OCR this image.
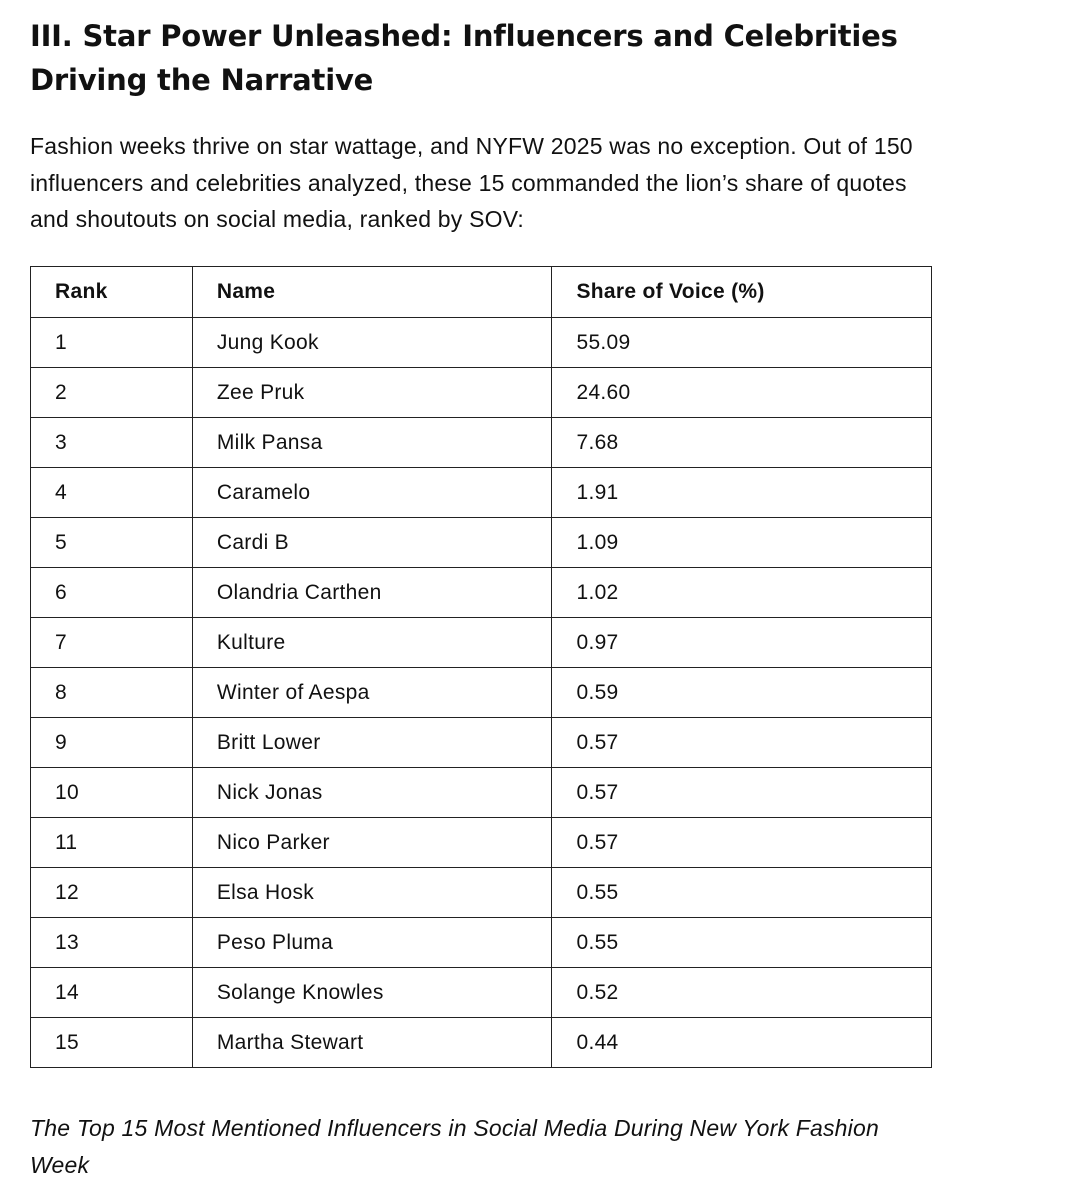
III. Star Power Unleashed: Influencers and Celebrities Driving the Narrative

Fashion weeks thrive on star wattage, and NYFW 2025 was no exception. Out of 150 influencers and celebrities analyzed, these 15 commanded the lion’s share of quotes and shoutouts on social media, ranked by SOV:

Rank	Name	Share of Voice (%)
1	Jung Kook	55.09
2	Zee Pruk	24.60
3	Milk Pansa	7.68
4	Caramelo	1.91
5	Cardi B	1.09
6	Olandria Carthen	1.02
7	Kulture	0.97
8	Winter of Aespa	0.59
9	Britt Lower	0.57
10	Nick Jonas	0.57
11	Nico Parker	0.57
12	Elsa Hosk	0.55
13	Peso Pluma	0.55
14	Solange Knowles	0.52
15	Martha Stewart	0.44

The Top 15 Most Mentioned Influencers in Social Media During New York Fashion Week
# # # # # # #
[Work to do] Report how many lines of the data contain the word "Fashion", using the number alone.

[Written response] 2